• _The task_
Please find all lines in the data that hold the string "content" and copy them.

• _Dataset records_
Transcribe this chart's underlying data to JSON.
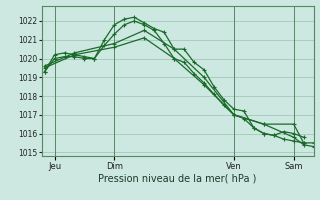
{
  "background_color": "#cce8e0",
  "grid_color": "#aaccc0",
  "line_color": "#1a6b2a",
  "xlabel": "Pression niveau de la mer( hPa )",
  "ylim": [
    1014.8,
    1022.8
  ],
  "yticks": [
    1015,
    1016,
    1017,
    1018,
    1019,
    1020,
    1021,
    1022
  ],
  "xlim": [
    -0.3,
    27.0
  ],
  "xtick_labels": [
    "Jeu",
    "Dim",
    "Ven",
    "Sam"
  ],
  "xtick_positions": [
    1,
    7,
    19,
    25
  ],
  "vline_positions": [
    1,
    7,
    19,
    25
  ],
  "series": [
    {
      "x": [
        0,
        1,
        2,
        3,
        4,
        5,
        6,
        7,
        8,
        9,
        10,
        11,
        12,
        13,
        14,
        15,
        16,
        17,
        18,
        19,
        20,
        21,
        22,
        23,
        24,
        25,
        26
      ],
      "y": [
        1019.3,
        1020.2,
        1020.3,
        1020.2,
        1020.1,
        1020.0,
        1021.0,
        1021.8,
        1022.1,
        1022.2,
        1021.9,
        1021.6,
        1021.4,
        1020.5,
        1020.5,
        1019.8,
        1019.4,
        1018.5,
        1017.8,
        1017.3,
        1017.2,
        1016.3,
        1016.0,
        1015.9,
        1016.1,
        1016.0,
        1015.8
      ],
      "marker": "+"
    },
    {
      "x": [
        0,
        1,
        2,
        3,
        4,
        5,
        6,
        7,
        8,
        9,
        10,
        11,
        12,
        13,
        14,
        15,
        16,
        17,
        18,
        19,
        20,
        21,
        22,
        23,
        24,
        25,
        26
      ],
      "y": [
        1019.3,
        1020.0,
        1020.1,
        1020.1,
        1020.0,
        1020.0,
        1020.7,
        1021.3,
        1021.8,
        1022.0,
        1021.8,
        1021.5,
        1020.8,
        1020.0,
        1019.8,
        1019.2,
        1018.7,
        1018.1,
        1017.5,
        1017.0,
        1016.8,
        1016.3,
        1016.0,
        1015.9,
        1015.7,
        1015.6,
        1015.5
      ],
      "marker": "+"
    },
    {
      "x": [
        0,
        3,
        7,
        10,
        13,
        16,
        19,
        22,
        25,
        26,
        27
      ],
      "y": [
        1019.6,
        1020.3,
        1020.8,
        1021.5,
        1020.5,
        1019.0,
        1017.0,
        1016.5,
        1016.5,
        1015.5,
        1015.5
      ],
      "marker": "+"
    },
    {
      "x": [
        0,
        3,
        7,
        10,
        13,
        16,
        19,
        22,
        25,
        26,
        27
      ],
      "y": [
        1019.5,
        1020.2,
        1020.6,
        1021.1,
        1020.0,
        1018.6,
        1017.0,
        1016.5,
        1015.8,
        1015.4,
        1015.3
      ],
      "marker": "+"
    }
  ]
}
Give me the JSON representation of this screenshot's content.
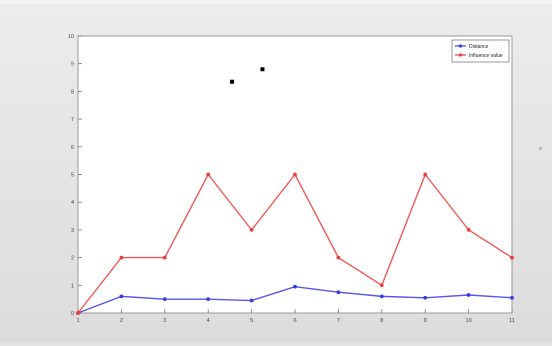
{
  "chart_data": {
    "type": "line",
    "x": [
      1,
      2,
      3,
      4,
      5,
      6,
      7,
      8,
      9,
      10,
      11
    ],
    "xticks": [
      "1",
      "2",
      "3",
      "4",
      "5",
      "6",
      "7",
      "8",
      "9",
      "10",
      "11"
    ],
    "yticks": [
      "0",
      "1",
      "2",
      "3",
      "4",
      "5",
      "6",
      "7",
      "8",
      "9",
      "10"
    ],
    "xlim": [
      1,
      11
    ],
    "ylim": [
      0,
      10
    ],
    "grid": false,
    "legend_position": "top-right",
    "series": [
      {
        "name": "Distance",
        "color": "#3a3ae8",
        "values": [
          0,
          0.6,
          0.5,
          0.5,
          0.45,
          0.95,
          0.75,
          0.6,
          0.55,
          0.65,
          0.55
        ]
      },
      {
        "name": "Influence value",
        "color": "#ee3b3b",
        "values": [
          0,
          2,
          2,
          5,
          3,
          5,
          2,
          1,
          5,
          3,
          2
        ]
      }
    ],
    "annotations_markers": [
      {
        "x": 4.55,
        "y": 8.35,
        "color": "#000000"
      },
      {
        "x": 5.25,
        "y": 8.8,
        "color": "#000000"
      }
    ]
  }
}
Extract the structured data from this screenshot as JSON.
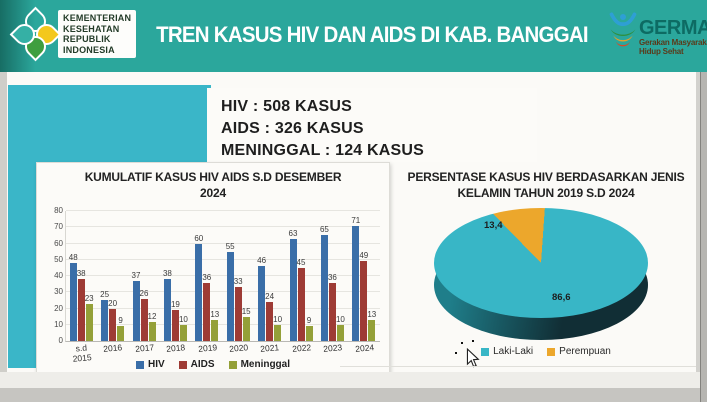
{
  "header": {
    "title": "TREN KASUS HIV DAN AIDS DI KAB. BANGGAI",
    "kemenkes_logo_lines": [
      "KEMENTERIAN",
      "KESEHATAN",
      "REPUBLIK",
      "INDONESIA"
    ],
    "germas": {
      "name": "GERMAS",
      "subtitle_line1": "Gerakan Masyarakat",
      "subtitle_line2": "Hidup Sehat"
    },
    "colors": {
      "band_teal": "#2ba79c"
    }
  },
  "stats": {
    "lines": [
      "HIV : 508 KASUS",
      "AIDS : 326 KASUS",
      "MENINGGAL : 124 KASUS"
    ]
  },
  "decor": {
    "cyan_rect_color": "#3ab6c8"
  },
  "icons": {
    "kemenkes_flower": "four-petal-health-flower",
    "germas_figure": "person-with-leaves",
    "cursor": "arrow-pointer"
  },
  "chart_data": [
    {
      "type": "bar",
      "title_line1": "KUMULATIF KASUS HIV AIDS S.D DESEMBER",
      "title_line2": "2024",
      "categories": [
        "s.d 2015",
        "2016",
        "2017",
        "2018",
        "2019",
        "2020",
        "2021",
        "2022",
        "2023",
        "2024"
      ],
      "series": [
        {
          "name": "HIV",
          "color": "#3a6ea8",
          "values": [
            48,
            25,
            37,
            38,
            60,
            55,
            46,
            63,
            65,
            71
          ]
        },
        {
          "name": "AIDS",
          "color": "#9e3b35",
          "values": [
            38,
            20,
            26,
            19,
            36,
            33,
            24,
            45,
            36,
            49
          ]
        },
        {
          "name": "Meninggal",
          "color": "#94a038",
          "values": [
            23,
            9,
            12,
            10,
            13,
            15,
            10,
            9,
            10,
            13
          ]
        }
      ],
      "ylim": [
        0,
        80
      ],
      "ytick_step": 10,
      "grid": true,
      "legend_position": "bottom"
    },
    {
      "type": "pie",
      "style": "3d",
      "title_line1": "PERSENTASE KASUS HIV BERDASARKAN JENIS",
      "title_line2": "KELAMIN TAHUN 2019 S.D 2024",
      "slices": [
        {
          "label": "Laki-Laki",
          "value": 86.6,
          "display": "86,6",
          "color": "#38b6c6"
        },
        {
          "label": "Perempuan",
          "value": 13.4,
          "display": "13,4",
          "color": "#eca72c"
        }
      ],
      "legend_position": "bottom"
    }
  ]
}
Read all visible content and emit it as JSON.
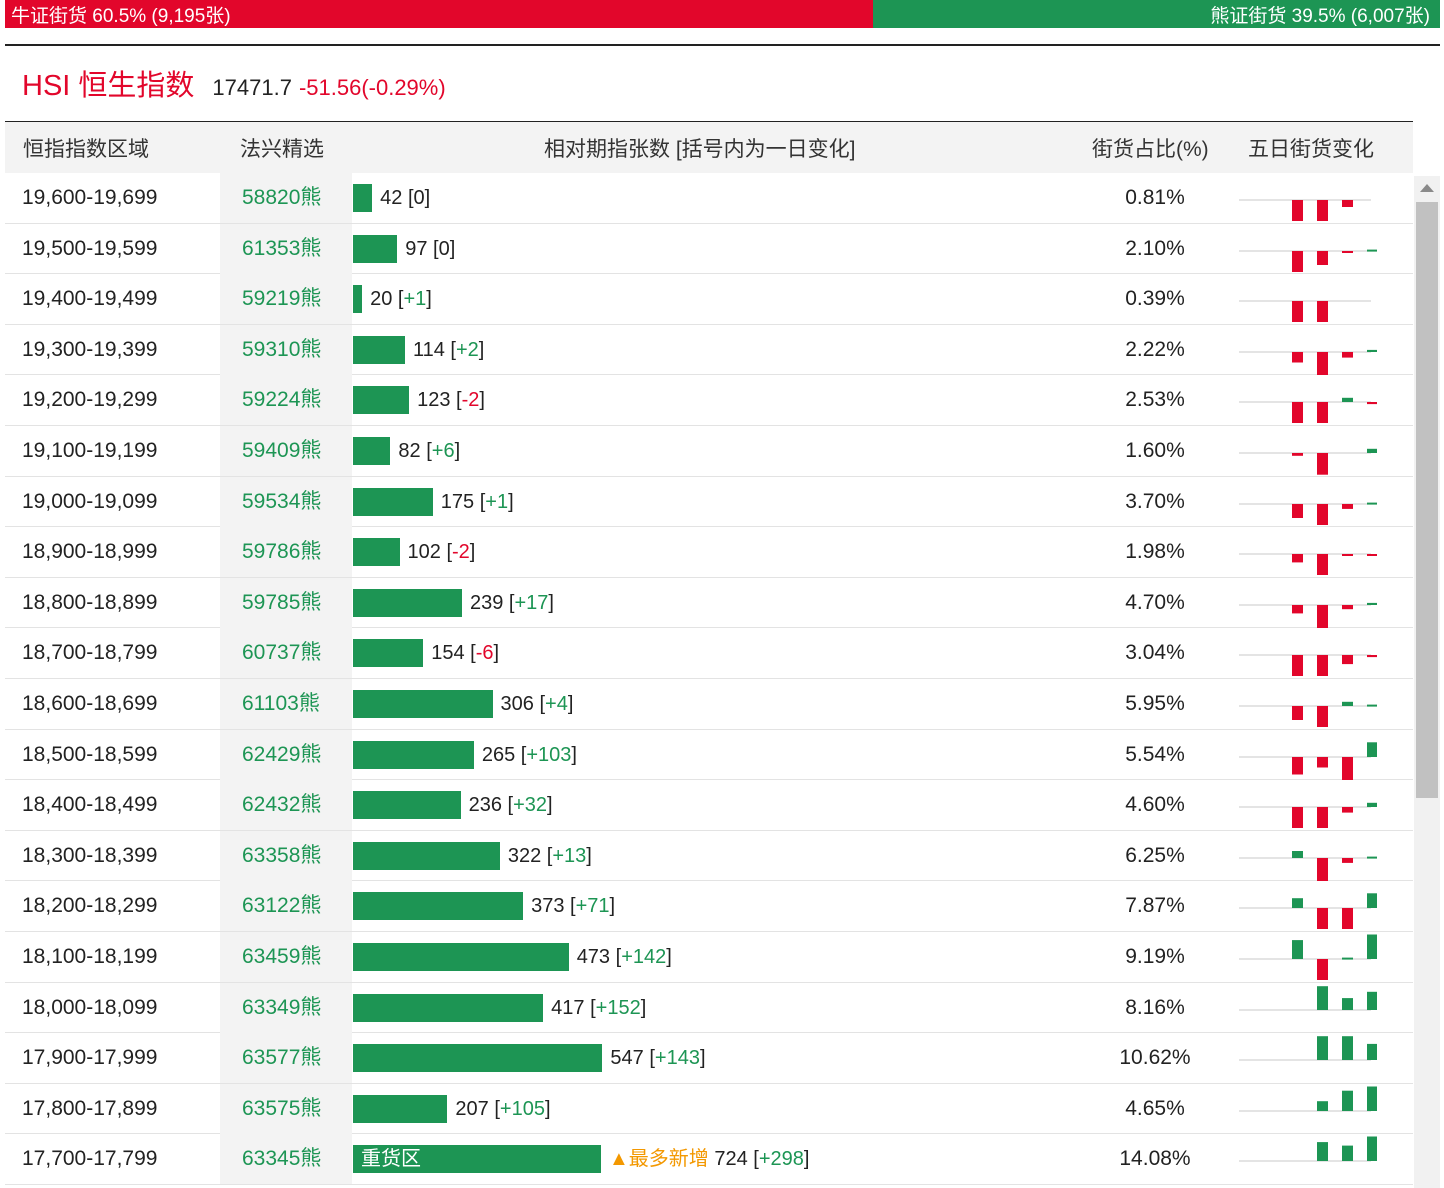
{
  "ratio": {
    "bull_label": "牛证街货 60.5% (9,195张)",
    "bull_share": 0.605,
    "bear_label": "熊证街货 39.5% (6,007张)",
    "bear_share": 0.395,
    "bull_color": "#e2062b",
    "bear_color": "#1d9554"
  },
  "index": {
    "name": "HSI 恒生指数",
    "level": "17471.7",
    "change": "-51.56(-0.29%)"
  },
  "headers": {
    "range": "恒指指数区域",
    "pick": "法兴精选",
    "count": "相对期指张数 [括号内为一日变化]",
    "ratio": "街货占比(%)",
    "trend": "五日街货变化"
  },
  "heavy_zone_label": "重货区",
  "max_increase_label": "▲最多新增",
  "rows": [
    {
      "range": "19,600-19,699",
      "pick": "58820熊",
      "count": 42,
      "change": "0",
      "pct": "0.81%",
      "trend": [
        0,
        -3,
        -3,
        -1,
        0
      ]
    },
    {
      "range": "19,500-19,599",
      "pick": "61353熊",
      "count": 97,
      "change": "0",
      "pct": "2.10%",
      "trend": [
        0,
        -3,
        -2,
        -0.2,
        0.2
      ]
    },
    {
      "range": "19,400-19,499",
      "pick": "59219熊",
      "count": 20,
      "change": "+1",
      "pct": "0.39%",
      "trend": [
        0,
        -3,
        -3,
        0,
        0
      ]
    },
    {
      "range": "19,300-19,399",
      "pick": "59310熊",
      "count": 114,
      "change": "+2",
      "pct": "2.22%",
      "trend": [
        0,
        -1.5,
        -3.5,
        -0.8,
        0.3
      ]
    },
    {
      "range": "19,200-19,299",
      "pick": "59224熊",
      "count": 123,
      "change": "-2",
      "pct": "2.53%",
      "trend": [
        0,
        -3,
        -3,
        0.6,
        -0.3
      ]
    },
    {
      "range": "19,100-19,199",
      "pick": "59409熊",
      "count": 82,
      "change": "+6",
      "pct": "1.60%",
      "trend": [
        0,
        -0.4,
        -3.1,
        0,
        0.6
      ]
    },
    {
      "range": "19,000-19,099",
      "pick": "59534熊",
      "count": 175,
      "change": "+1",
      "pct": "3.70%",
      "trend": [
        0,
        -2,
        -3,
        -0.7,
        0.2
      ]
    },
    {
      "range": "18,900-18,999",
      "pick": "59786熊",
      "count": 102,
      "change": "-2",
      "pct": "1.98%",
      "trend": [
        0,
        -1.2,
        -3,
        -0.2,
        -0.2
      ]
    },
    {
      "range": "18,800-18,899",
      "pick": "59785熊",
      "count": 239,
      "change": "+17",
      "pct": "4.70%",
      "trend": [
        0,
        -1.2,
        -3.3,
        -0.6,
        0.3
      ]
    },
    {
      "range": "18,700-18,799",
      "pick": "60737熊",
      "count": 154,
      "change": "-6",
      "pct": "3.04%",
      "trend": [
        0,
        -3,
        -3,
        -1.3,
        -0.3
      ]
    },
    {
      "range": "18,600-18,699",
      "pick": "61103熊",
      "count": 306,
      "change": "+4",
      "pct": "5.95%",
      "trend": [
        0,
        -2,
        -3,
        0.6,
        0.2
      ]
    },
    {
      "range": "18,500-18,599",
      "pick": "62429熊",
      "count": 265,
      "change": "+103",
      "pct": "5.54%",
      "trend": [
        0,
        -2.5,
        -1.5,
        -3.3,
        2.1
      ]
    },
    {
      "range": "18,400-18,499",
      "pick": "62432熊",
      "count": 236,
      "change": "+32",
      "pct": "4.60%",
      "trend": [
        0,
        -3,
        -3,
        -0.8,
        0.6
      ]
    },
    {
      "range": "18,300-18,399",
      "pick": "63358熊",
      "count": 322,
      "change": "+13",
      "pct": "6.25%",
      "trend": [
        0,
        1,
        -3.3,
        -0.7,
        0.2
      ]
    },
    {
      "range": "18,200-18,299",
      "pick": "63122熊",
      "count": 373,
      "change": "+71",
      "pct": "7.87%",
      "trend": [
        0,
        1.4,
        -3,
        -3,
        2.1
      ]
    },
    {
      "range": "18,100-18,199",
      "pick": "63459熊",
      "count": 473,
      "change": "+142",
      "pct": "9.19%",
      "trend": [
        0,
        2.7,
        -3,
        0.2,
        3.5
      ]
    },
    {
      "range": "18,000-18,099",
      "pick": "63349熊",
      "count": 417,
      "change": "+152",
      "pct": "8.16%",
      "trend": [
        0,
        0,
        3.4,
        1.7,
        2.6
      ]
    },
    {
      "range": "17,900-17,999",
      "pick": "63577熊",
      "count": 547,
      "change": "+143",
      "pct": "10.62%",
      "trend": [
        0,
        0,
        3.4,
        3.4,
        2.3
      ]
    },
    {
      "range": "17,800-17,899",
      "pick": "63575熊",
      "count": 207,
      "change": "+105",
      "pct": "4.65%",
      "trend": [
        0,
        0,
        1.4,
        2.9,
        3.5
      ]
    },
    {
      "range": "17,700-17,799",
      "pick": "63345熊",
      "count": 724,
      "change": "+298",
      "pct": "14.08%",
      "trend": [
        0,
        0,
        2.7,
        2.2,
        3.5
      ],
      "heavy": true
    }
  ]
}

• _In response_
Give me the JSON representation of this screenshot's content.
Read all visible content and emit it as JSON.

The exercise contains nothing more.